──────── Provided data

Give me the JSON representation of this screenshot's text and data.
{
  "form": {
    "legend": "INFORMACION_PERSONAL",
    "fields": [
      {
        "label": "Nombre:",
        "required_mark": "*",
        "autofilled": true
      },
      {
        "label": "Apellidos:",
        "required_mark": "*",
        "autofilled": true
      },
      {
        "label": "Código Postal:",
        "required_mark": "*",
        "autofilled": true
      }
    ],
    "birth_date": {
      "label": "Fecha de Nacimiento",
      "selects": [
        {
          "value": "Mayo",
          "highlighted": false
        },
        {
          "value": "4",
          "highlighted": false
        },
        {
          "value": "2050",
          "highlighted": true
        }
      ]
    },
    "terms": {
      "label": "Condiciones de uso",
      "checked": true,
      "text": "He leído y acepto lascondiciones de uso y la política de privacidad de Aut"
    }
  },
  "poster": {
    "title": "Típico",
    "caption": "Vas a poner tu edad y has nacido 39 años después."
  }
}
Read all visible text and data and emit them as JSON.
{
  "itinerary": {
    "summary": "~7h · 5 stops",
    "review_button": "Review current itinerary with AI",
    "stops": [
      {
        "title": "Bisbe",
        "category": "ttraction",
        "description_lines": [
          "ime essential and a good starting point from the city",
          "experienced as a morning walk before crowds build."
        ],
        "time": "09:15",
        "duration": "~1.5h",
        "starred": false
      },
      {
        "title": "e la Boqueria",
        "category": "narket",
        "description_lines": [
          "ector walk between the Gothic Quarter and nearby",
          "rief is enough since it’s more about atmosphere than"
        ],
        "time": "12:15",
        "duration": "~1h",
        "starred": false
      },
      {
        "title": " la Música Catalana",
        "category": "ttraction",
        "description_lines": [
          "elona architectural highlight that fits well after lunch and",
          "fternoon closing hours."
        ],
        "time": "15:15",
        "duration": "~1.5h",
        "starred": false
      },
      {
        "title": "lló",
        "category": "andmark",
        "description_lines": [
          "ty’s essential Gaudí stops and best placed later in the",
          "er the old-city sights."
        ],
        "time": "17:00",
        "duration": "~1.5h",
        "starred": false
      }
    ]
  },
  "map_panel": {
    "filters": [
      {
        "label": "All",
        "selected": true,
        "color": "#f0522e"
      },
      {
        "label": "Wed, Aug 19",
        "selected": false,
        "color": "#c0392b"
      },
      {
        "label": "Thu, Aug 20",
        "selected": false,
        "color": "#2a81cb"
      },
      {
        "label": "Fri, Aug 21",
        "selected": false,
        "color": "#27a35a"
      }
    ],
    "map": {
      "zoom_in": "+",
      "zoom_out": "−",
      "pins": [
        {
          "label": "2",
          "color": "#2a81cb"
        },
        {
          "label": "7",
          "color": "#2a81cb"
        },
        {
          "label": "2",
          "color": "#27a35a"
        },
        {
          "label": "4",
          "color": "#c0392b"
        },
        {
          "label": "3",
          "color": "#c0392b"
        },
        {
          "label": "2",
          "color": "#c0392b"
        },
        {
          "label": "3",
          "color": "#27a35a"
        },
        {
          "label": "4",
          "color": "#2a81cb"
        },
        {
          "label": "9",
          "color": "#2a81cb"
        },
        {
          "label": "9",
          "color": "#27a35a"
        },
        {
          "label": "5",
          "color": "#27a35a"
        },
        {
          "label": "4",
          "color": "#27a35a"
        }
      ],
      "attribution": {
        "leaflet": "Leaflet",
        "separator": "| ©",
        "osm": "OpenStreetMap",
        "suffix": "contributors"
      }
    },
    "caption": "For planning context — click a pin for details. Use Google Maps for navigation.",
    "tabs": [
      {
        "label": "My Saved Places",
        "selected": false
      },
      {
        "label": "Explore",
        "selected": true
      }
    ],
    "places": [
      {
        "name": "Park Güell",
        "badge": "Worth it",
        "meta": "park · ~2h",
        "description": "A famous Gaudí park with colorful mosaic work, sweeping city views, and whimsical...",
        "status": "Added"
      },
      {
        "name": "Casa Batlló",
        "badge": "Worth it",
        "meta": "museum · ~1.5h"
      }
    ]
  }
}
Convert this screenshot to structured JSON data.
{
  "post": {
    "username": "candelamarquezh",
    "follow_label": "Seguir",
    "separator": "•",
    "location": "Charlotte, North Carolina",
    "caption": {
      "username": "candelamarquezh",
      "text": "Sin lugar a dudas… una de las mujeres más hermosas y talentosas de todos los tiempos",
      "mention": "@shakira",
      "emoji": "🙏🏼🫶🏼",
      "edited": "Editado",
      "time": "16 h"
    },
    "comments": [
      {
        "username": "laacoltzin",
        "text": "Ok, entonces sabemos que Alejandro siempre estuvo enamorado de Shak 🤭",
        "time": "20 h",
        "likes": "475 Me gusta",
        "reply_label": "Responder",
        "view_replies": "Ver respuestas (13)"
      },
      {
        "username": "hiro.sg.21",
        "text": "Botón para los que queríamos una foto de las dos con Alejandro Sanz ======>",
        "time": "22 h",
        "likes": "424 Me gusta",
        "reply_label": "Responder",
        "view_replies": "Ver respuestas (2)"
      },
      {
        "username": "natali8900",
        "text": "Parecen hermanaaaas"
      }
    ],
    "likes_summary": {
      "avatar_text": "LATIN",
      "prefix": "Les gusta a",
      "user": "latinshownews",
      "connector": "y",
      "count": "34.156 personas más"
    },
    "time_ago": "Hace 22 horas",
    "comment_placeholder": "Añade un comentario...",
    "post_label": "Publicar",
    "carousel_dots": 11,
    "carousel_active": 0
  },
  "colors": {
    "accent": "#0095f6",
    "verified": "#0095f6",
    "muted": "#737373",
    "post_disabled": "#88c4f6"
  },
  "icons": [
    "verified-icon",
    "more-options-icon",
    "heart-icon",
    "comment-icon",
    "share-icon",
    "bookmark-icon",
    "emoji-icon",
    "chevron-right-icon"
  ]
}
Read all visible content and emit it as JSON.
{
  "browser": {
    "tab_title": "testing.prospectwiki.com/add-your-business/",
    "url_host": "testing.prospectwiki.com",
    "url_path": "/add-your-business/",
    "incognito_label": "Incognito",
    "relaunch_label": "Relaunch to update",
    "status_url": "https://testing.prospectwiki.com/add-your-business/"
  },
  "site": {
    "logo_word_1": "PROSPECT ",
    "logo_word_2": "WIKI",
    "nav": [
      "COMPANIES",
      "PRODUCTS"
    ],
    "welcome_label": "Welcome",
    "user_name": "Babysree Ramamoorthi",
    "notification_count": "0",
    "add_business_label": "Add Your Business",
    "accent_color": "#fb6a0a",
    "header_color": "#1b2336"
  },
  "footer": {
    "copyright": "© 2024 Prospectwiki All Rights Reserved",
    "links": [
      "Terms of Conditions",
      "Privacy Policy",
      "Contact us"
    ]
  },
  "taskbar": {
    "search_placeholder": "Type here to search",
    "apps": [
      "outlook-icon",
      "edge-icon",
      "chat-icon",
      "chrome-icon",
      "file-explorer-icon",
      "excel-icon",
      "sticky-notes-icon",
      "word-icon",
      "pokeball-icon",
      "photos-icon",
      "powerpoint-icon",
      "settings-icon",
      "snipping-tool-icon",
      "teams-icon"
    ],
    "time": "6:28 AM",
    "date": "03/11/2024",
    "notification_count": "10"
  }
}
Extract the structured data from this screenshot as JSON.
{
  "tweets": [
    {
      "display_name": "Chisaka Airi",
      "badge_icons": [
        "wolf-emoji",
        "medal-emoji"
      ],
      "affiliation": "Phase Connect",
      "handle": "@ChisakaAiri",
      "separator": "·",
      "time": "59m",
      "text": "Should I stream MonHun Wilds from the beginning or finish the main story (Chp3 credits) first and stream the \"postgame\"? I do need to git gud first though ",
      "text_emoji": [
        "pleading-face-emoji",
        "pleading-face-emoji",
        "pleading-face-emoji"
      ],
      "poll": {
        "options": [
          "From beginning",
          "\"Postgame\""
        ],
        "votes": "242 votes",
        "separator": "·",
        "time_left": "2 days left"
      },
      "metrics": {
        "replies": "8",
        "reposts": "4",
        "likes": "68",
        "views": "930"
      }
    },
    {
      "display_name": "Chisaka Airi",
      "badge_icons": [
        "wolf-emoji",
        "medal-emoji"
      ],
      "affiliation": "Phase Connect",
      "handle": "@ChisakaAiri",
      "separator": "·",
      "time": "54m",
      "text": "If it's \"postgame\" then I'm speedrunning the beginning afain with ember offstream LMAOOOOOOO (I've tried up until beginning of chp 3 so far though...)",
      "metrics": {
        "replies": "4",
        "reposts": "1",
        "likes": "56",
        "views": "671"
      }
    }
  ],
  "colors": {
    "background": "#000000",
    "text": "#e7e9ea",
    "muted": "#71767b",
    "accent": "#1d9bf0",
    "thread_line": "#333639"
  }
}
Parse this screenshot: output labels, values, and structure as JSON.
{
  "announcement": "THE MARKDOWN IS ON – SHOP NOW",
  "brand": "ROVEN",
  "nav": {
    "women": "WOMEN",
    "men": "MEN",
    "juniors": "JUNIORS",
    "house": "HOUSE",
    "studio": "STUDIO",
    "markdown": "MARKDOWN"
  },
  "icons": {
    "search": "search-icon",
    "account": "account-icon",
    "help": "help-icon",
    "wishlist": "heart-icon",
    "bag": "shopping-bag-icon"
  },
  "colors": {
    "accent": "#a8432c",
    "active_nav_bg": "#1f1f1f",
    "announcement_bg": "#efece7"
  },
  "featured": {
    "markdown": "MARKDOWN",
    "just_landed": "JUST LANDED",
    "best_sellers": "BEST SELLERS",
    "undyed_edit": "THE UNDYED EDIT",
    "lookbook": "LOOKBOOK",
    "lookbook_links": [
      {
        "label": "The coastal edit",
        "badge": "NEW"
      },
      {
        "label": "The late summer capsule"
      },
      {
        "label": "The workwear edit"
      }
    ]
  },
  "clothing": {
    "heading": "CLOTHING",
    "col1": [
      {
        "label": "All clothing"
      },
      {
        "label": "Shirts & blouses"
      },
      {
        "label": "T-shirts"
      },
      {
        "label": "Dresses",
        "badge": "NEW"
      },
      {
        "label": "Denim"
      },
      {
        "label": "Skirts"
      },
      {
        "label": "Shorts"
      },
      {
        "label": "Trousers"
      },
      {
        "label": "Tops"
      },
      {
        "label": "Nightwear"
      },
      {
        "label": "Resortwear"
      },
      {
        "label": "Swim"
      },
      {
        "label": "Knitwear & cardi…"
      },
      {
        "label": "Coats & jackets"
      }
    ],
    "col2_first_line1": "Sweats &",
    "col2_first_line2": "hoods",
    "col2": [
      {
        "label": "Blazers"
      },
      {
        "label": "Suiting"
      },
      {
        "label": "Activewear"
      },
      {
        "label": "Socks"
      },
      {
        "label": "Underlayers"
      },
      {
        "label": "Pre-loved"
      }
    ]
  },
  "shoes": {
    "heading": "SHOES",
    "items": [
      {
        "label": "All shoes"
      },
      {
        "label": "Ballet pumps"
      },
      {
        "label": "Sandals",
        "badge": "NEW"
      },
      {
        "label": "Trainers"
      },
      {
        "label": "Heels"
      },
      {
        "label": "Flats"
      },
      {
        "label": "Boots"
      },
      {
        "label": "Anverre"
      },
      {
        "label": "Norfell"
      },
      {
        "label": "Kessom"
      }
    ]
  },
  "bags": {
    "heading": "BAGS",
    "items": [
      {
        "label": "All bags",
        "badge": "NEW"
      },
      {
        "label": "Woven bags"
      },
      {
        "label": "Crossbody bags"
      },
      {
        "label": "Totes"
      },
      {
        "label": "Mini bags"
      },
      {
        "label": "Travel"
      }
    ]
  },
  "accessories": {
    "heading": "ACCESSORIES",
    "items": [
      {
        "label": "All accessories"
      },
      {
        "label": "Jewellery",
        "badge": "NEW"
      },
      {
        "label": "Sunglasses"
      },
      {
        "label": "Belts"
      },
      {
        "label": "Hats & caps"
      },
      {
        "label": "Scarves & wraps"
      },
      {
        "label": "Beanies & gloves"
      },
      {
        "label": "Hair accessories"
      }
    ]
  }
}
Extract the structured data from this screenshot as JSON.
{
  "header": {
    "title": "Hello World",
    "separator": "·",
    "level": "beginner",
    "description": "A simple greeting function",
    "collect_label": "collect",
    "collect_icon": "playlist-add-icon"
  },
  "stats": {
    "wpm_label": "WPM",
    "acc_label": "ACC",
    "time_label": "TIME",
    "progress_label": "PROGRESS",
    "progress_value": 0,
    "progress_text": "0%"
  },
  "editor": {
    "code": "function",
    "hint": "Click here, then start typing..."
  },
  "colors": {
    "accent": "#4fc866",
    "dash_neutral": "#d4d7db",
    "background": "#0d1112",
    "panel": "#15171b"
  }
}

────────────────

From the entries above, extract each line containing "beginning".

▸ Finished task
      "text": "Should I stream MonHun Wilds from the beginning or finish the main story (Chp3 credits) first and stream the \"postgame\"? I do need to git gud first though ",
          "From beginning",
      "text": "If it's \"postgame\" then I'm speedrunning the beginning afain with ember offstream LMAOOOOOOO (I've tried up until beginning of chp 3 so far though...)",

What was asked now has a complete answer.